Copy out the lines that include the word "name".

Records from a data source
**********
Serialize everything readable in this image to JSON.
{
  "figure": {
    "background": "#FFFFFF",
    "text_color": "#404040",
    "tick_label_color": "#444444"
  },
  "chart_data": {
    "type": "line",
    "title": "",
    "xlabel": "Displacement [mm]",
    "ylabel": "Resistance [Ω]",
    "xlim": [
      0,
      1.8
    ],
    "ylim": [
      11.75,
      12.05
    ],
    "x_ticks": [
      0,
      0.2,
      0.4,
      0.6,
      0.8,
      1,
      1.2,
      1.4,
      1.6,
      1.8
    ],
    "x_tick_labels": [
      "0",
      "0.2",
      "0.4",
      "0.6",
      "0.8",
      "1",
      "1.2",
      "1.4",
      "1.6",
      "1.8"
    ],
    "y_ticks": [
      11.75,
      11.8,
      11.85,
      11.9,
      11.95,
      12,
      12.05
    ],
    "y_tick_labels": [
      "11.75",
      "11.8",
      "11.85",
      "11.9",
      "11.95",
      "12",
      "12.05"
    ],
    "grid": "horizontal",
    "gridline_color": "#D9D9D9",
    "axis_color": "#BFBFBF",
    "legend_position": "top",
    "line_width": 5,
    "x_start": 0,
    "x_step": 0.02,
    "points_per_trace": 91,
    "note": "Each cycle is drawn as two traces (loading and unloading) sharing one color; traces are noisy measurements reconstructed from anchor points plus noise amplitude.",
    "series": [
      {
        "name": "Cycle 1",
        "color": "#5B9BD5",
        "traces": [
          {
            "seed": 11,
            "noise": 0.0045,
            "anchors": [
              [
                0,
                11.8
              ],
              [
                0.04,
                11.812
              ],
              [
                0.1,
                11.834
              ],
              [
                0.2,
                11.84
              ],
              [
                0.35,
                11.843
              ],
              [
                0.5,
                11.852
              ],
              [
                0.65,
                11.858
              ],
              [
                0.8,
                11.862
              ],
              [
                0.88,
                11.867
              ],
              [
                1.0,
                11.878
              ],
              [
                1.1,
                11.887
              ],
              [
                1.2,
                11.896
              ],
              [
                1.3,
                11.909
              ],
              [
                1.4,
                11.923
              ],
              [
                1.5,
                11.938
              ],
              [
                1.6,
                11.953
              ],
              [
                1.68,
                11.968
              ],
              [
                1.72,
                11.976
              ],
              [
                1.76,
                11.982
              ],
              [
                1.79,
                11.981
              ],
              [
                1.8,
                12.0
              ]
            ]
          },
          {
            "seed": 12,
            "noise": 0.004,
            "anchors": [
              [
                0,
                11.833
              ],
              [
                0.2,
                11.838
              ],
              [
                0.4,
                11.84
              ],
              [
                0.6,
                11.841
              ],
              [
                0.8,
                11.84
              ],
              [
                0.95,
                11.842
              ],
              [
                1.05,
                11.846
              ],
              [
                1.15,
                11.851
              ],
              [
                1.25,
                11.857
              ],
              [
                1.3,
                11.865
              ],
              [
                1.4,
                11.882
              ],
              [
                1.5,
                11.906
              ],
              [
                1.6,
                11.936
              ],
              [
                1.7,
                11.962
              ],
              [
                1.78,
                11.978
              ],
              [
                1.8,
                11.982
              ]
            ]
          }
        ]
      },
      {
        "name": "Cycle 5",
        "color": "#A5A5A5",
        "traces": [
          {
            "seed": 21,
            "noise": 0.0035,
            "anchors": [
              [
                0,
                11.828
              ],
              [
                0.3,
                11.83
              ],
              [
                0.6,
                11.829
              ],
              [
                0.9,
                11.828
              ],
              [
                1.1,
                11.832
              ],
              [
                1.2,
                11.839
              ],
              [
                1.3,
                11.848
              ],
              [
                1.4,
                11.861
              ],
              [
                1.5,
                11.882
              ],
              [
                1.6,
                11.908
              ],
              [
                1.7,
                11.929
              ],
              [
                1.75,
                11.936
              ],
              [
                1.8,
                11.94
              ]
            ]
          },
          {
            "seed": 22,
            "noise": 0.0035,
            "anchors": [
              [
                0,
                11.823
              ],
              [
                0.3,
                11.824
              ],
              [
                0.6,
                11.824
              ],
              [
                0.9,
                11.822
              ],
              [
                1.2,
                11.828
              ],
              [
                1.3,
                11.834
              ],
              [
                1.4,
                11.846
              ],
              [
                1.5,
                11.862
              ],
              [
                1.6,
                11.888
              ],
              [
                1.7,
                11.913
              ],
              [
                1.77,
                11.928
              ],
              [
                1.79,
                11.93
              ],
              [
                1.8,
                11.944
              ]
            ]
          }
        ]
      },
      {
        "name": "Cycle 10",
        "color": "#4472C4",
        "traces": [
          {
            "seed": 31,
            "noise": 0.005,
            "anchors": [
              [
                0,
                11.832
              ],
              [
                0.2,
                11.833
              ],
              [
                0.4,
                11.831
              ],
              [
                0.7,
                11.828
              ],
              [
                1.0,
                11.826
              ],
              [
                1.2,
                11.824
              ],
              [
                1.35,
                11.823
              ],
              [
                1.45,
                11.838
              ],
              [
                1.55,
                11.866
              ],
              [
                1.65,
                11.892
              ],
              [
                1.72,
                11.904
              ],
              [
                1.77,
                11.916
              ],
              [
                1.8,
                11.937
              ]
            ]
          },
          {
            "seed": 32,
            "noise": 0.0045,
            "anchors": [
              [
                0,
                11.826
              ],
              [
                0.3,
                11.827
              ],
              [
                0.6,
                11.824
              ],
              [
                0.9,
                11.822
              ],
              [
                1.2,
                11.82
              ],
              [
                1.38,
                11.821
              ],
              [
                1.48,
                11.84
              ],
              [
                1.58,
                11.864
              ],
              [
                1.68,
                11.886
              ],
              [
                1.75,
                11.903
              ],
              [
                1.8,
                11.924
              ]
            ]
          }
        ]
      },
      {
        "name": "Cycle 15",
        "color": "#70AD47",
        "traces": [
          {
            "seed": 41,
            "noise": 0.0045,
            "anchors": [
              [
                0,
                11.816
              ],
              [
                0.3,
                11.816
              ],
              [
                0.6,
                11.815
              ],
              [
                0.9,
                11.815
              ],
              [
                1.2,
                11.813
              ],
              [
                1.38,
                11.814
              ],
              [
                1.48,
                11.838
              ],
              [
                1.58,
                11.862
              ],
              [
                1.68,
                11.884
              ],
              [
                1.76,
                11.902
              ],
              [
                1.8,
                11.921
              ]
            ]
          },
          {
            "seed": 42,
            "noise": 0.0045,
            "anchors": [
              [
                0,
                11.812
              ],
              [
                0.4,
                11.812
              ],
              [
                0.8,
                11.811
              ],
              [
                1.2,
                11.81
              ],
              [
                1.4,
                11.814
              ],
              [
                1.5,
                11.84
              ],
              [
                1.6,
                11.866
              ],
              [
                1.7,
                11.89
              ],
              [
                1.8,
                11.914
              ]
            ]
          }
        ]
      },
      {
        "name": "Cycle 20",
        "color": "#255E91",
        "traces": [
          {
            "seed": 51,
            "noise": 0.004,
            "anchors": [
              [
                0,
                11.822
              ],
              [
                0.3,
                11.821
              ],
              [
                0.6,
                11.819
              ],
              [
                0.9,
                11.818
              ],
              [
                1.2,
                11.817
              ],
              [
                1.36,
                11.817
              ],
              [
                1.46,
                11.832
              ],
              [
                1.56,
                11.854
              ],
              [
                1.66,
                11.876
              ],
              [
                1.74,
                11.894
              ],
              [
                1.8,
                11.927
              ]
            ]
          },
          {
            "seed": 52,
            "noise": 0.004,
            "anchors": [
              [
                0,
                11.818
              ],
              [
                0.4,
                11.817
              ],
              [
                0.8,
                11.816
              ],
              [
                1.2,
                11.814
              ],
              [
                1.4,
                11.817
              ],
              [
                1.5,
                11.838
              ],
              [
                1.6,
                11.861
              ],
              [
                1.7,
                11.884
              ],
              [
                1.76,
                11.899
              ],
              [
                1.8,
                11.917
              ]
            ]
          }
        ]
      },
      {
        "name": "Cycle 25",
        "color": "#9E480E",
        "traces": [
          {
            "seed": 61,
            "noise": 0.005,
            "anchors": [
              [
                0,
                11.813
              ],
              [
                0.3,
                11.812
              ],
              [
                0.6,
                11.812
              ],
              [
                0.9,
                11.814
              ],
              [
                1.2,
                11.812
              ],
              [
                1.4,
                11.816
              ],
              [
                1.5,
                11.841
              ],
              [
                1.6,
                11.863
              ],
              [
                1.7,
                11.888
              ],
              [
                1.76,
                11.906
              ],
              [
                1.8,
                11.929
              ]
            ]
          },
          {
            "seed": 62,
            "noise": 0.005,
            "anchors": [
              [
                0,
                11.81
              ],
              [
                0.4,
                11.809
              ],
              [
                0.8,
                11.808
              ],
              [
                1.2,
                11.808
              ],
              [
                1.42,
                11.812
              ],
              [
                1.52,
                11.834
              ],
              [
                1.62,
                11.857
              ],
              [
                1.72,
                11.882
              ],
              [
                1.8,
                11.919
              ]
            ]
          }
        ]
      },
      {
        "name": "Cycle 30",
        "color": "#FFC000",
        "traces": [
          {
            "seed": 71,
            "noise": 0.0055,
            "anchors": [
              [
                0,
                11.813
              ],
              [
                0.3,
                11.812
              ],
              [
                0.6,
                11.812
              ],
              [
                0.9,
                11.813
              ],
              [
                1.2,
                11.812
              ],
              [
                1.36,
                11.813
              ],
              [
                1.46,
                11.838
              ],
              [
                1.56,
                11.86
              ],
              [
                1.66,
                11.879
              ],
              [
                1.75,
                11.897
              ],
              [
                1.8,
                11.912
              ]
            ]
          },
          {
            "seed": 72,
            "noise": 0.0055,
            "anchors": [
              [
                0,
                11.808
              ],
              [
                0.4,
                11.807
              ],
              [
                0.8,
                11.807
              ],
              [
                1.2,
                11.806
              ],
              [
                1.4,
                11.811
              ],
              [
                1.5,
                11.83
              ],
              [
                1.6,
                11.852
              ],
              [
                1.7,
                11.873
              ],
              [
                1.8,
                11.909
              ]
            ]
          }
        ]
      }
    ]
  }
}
**********
### Answer in full
        "name": "Cycle 1",
        "name": "Cycle 5",
        "name": "Cycle 10",
        "name": "Cycle 15",
        "name": "Cycle 20",
        "name": "Cycle 25",
        "name": "Cycle 30",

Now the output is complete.